Visual layout annotation data:
---*---

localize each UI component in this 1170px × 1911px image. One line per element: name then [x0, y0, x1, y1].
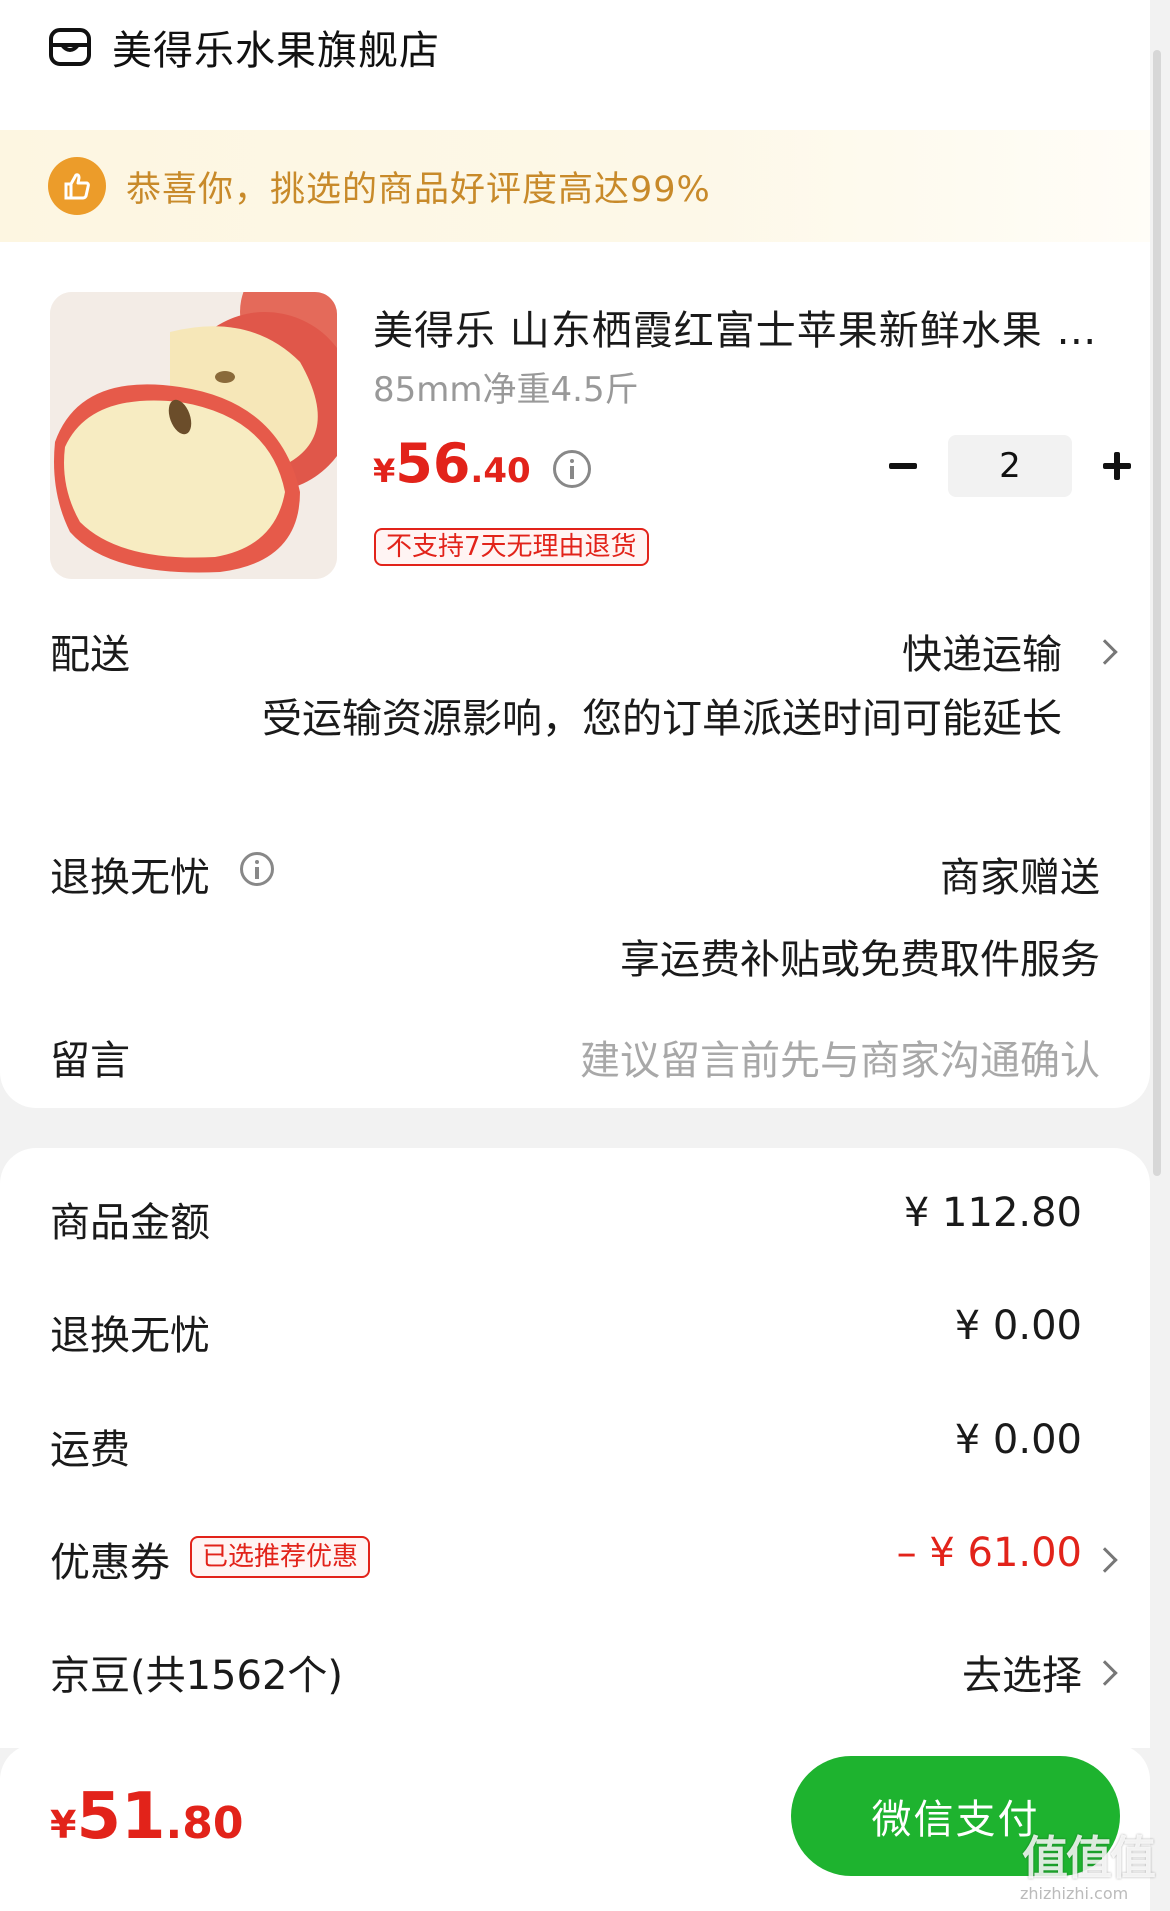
delivery-chevron-icon[interactable] — [1092, 639, 1118, 665]
coupon-label: 优惠券 — [50, 1540, 170, 1586]
total-decimal: .80 — [165, 1798, 244, 1849]
store-icon — [49, 28, 91, 66]
product-image[interactable] — [50, 292, 337, 579]
worry-free-note: 享运费补贴或免费取件服务 — [620, 937, 1100, 983]
store-header[interactable]: 美得乐水果旗舰店 — [48, 20, 440, 74]
total-integer: 51 — [76, 1780, 166, 1854]
scrollbar[interactable] — [1153, 50, 1161, 1176]
goods-amount-value: ¥ 112.80 — [903, 1190, 1082, 1236]
unit-price: ¥ 56 .40 — [373, 432, 591, 495]
rating-banner: 恭喜你，挑选的商品好评度高达99% — [0, 130, 1150, 242]
decrease-quantity-button[interactable] — [880, 443, 926, 489]
jingdou-label: 京豆(共1562个) — [50, 1653, 344, 1699]
order-card: 美得乐水果旗舰店 恭喜你，挑选的商品好评度高达99% 美得乐 山东栖霞红富士苹果… — [0, 0, 1150, 1108]
price-decimal: .40 — [470, 451, 531, 491]
shipping-label: 运费 — [50, 1427, 130, 1473]
thumbs-up-icon — [48, 157, 106, 215]
product-spec[interactable]: 85mm净重4.5斤 — [373, 362, 639, 411]
product-title[interactable]: 美得乐 山东栖霞红富士苹果新鲜水果 … — [373, 298, 1097, 356]
no-return-badge: 不支持7天无理由退货 — [374, 528, 649, 566]
total-price: ¥ 51 .80 — [50, 1780, 243, 1854]
rating-banner-text: 恭喜你，挑选的商品好评度高达99% — [126, 169, 711, 210]
price-currency: ¥ — [373, 452, 396, 490]
coupon-discount-value[interactable]: – ¥ 61.00 — [897, 1530, 1082, 1576]
watermark-logo: 值值值 — [1022, 1831, 1156, 1885]
worry-free-label: 退换无忧 — [50, 855, 210, 901]
coupon-selected-badge: 已选推荐优惠 — [190, 1536, 371, 1578]
jingdou-select-link[interactable]: 去选择 — [962, 1643, 1082, 1701]
price-integer: 56 — [395, 432, 471, 495]
shipping-value: ¥ 0.00 — [954, 1417, 1082, 1463]
quantity-input[interactable]: 2 — [948, 435, 1072, 497]
increase-quantity-button[interactable] — [1094, 443, 1140, 489]
message-label: 留言 — [50, 1038, 130, 1084]
worry-free-info-icon[interactable] — [240, 852, 274, 886]
message-input[interactable]: 建议留言前先与商家沟通确认 — [580, 1028, 1100, 1086]
quantity-stepper: 2 — [880, 435, 1140, 497]
worry-free-fee-label: 退换无忧 — [50, 1313, 210, 1359]
delivery-label: 配送 — [50, 632, 130, 678]
order-confirm-page: 美得乐水果旗舰店 恭喜你，挑选的商品好评度高达99% 美得乐 山东栖霞红富士苹果… — [0, 0, 1170, 1911]
watermark-url: zhizhizhi.com — [1020, 1884, 1129, 1903]
price-info-icon[interactable] — [552, 450, 591, 488]
worry-free-value: 商家赠送 — [940, 855, 1100, 901]
delivery-delay-note: 受运输资源影响，您的订单派送时间可能延长 — [262, 696, 1062, 742]
delivery-method[interactable]: 快递运输 — [902, 622, 1062, 680]
goods-amount-label: 商品金额 — [50, 1200, 210, 1246]
store-name: 美得乐水果旗舰店 — [112, 28, 440, 74]
total-currency: ¥ — [50, 1803, 77, 1847]
worry-free-fee-value: ¥ 0.00 — [954, 1303, 1082, 1349]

---*---

Pull every line out of the entries above without changing a character, and omit the pictures.

Correct result:
localize each UI component in this 1170px × 1911px image. One line per element: name then [x0, y0, x1, y1].
delivery-chevron-icon[interactable] — [1092, 639, 1118, 665]
coupon-label: 优惠券 — [50, 1540, 170, 1586]
total-decimal: .80 — [165, 1798, 244, 1849]
store-icon — [49, 28, 91, 66]
product-image[interactable] — [50, 292, 337, 579]
worry-free-note: 享运费补贴或免费取件服务 — [620, 937, 1100, 983]
store-header[interactable]: 美得乐水果旗舰店 — [48, 20, 440, 74]
total-integer: 51 — [76, 1780, 166, 1854]
scrollbar[interactable] — [1153, 50, 1161, 1176]
goods-amount-value: ¥ 112.80 — [903, 1190, 1082, 1236]
unit-price: ¥ 56 .40 — [373, 432, 591, 495]
rating-banner: 恭喜你，挑选的商品好评度高达99% — [0, 130, 1150, 242]
decrease-quantity-button[interactable] — [880, 443, 926, 489]
jingdou-label: 京豆(共1562个) — [50, 1653, 344, 1699]
order-card: 美得乐水果旗舰店 恭喜你，挑选的商品好评度高达99% 美得乐 山东栖霞红富士苹果… — [0, 0, 1150, 1108]
price-decimal: .40 — [470, 451, 531, 491]
shipping-label: 运费 — [50, 1427, 130, 1473]
thumbs-up-icon — [48, 157, 106, 215]
product-spec[interactable]: 85mm净重4.5斤 — [373, 362, 639, 411]
product-title[interactable]: 美得乐 山东栖霞红富士苹果新鲜水果 … — [373, 298, 1097, 356]
no-return-badge: 不支持7天无理由退货 — [374, 528, 649, 566]
total-price: ¥ 51 .80 — [50, 1780, 243, 1854]
rating-banner-text: 恭喜你，挑选的商品好评度高达99% — [126, 169, 711, 210]
price-currency: ¥ — [373, 452, 396, 490]
coupon-discount-value[interactable]: – ¥ 61.00 — [897, 1530, 1082, 1576]
watermark-logo: 值值值 — [1022, 1831, 1156, 1885]
worry-free-label: 退换无忧 — [50, 855, 210, 901]
coupon-selected-badge: 已选推荐优惠 — [190, 1536, 371, 1578]
jingdou-select-link[interactable]: 去选择 — [962, 1643, 1082, 1701]
price-integer: 56 — [395, 432, 471, 495]
shipping-value: ¥ 0.00 — [954, 1417, 1082, 1463]
quantity-input[interactable]: 2 — [948, 435, 1072, 497]
increase-quantity-button[interactable] — [1094, 443, 1140, 489]
message-label: 留言 — [50, 1038, 130, 1084]
worry-free-info-icon[interactable] — [240, 852, 274, 886]
message-input[interactable]: 建议留言前先与商家沟通确认 — [580, 1028, 1100, 1086]
quantity-stepper: 2 — [880, 435, 1140, 497]
worry-free-fee-label: 退换无忧 — [50, 1313, 210, 1359]
delivery-label: 配送 — [50, 632, 130, 678]
order-confirm-page: 美得乐水果旗舰店 恭喜你，挑选的商品好评度高达99% 美得乐 山东栖霞红富士苹果… — [0, 0, 1170, 1911]
watermark-url: zhizhizhi.com — [1020, 1884, 1129, 1903]
price-info-icon[interactable] — [552, 450, 591, 488]
worry-free-value: 商家赠送 — [940, 855, 1100, 901]
delivery-delay-note: 受运输资源影响，您的订单派送时间可能延长 — [262, 696, 1062, 742]
delivery-method[interactable]: 快递运输 — [902, 622, 1062, 680]
goods-amount-label: 商品金额 — [50, 1200, 210, 1246]
store-name: 美得乐水果旗舰店 — [112, 28, 440, 74]
total-currency: ¥ — [50, 1803, 77, 1847]
worry-free-fee-value: ¥ 0.00 — [954, 1303, 1082, 1349]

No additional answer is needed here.